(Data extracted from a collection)
--
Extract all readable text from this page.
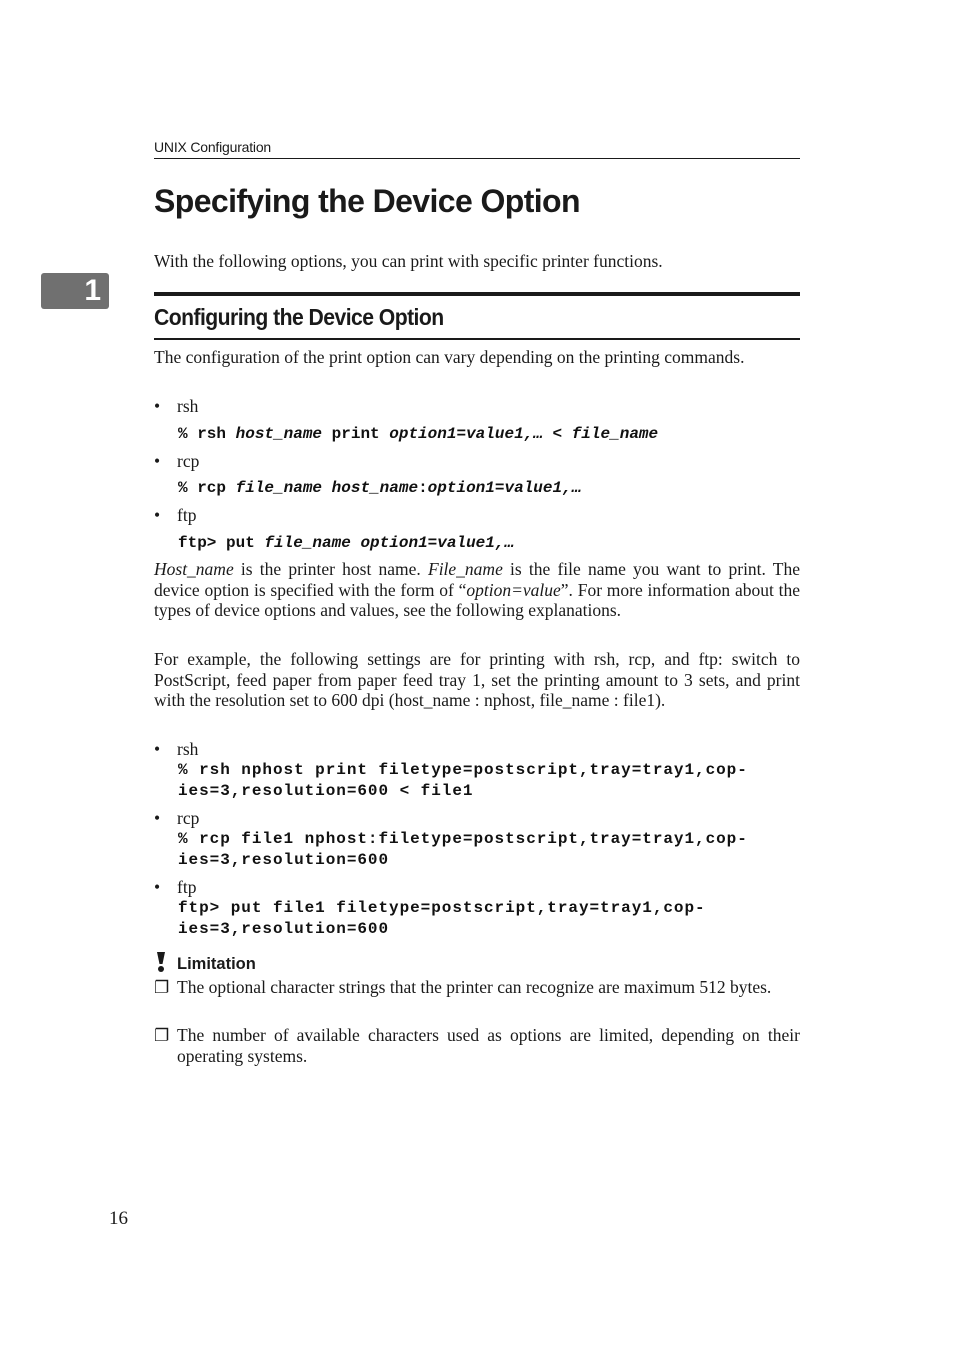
UNIX Configuration
1
Specifying the Device Option
With the following options, you can print with specific printer functions.
Configuring the Device Option

The configuration of the print option can vary depending on the printing commands.

• rsh
% rsh host_name print option1=value1,… < file_name
• rcp
% rcp file_name host_name:option1=value1,…
• ftp
ftp> put file_name option1=value1,…

Host_name is the printer host name. File_name is the file name you want to print. The device option is specified with the form of “option=value”. For more information about the types of device options and values, see the following explanations.

For example, the following settings are for printing with rsh, rcp, and ftp: switch to PostScript, feed paper from paper feed tray 1, set the printing amount to 3 sets, and print with the resolution set to 600 dpi (host_name : nphost, file_name : file1).

• rsh
% rsh nphost print filetype=postscript,tray=tray1,cop-
ies=3,resolution=600 < file1
• rcp
% rcp file1 nphost:filetype=postscript,tray=tray1,cop-
ies=3,resolution=600
• ftp
ftp> put file1 filetype=postscript,tray=tray1,cop-
ies=3,resolution=600
Limitation
❐ The optional character strings that the printer can recognize are maximum 512 bytes.

❐ The number of available characters used as options are limited, depending on their operating systems.

16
--
> [THE PROBLEM] Write down every line of the data above that includes the string "nphost".

> [REPLY TO THE EXERCISE]
For example, the following settings are for printing with rsh, rcp, and ftp: switch to PostScript, feed paper from paper feed tray 1, set the printing amount to 3 sets, and print with the resolution set to 600 dpi (host_name : nphost, file_name : file1).
% rsh nphost print filetype=postscript,tray=tray1,cop-
% rcp file1 nphost:filetype=postscript,tray=tray1,cop-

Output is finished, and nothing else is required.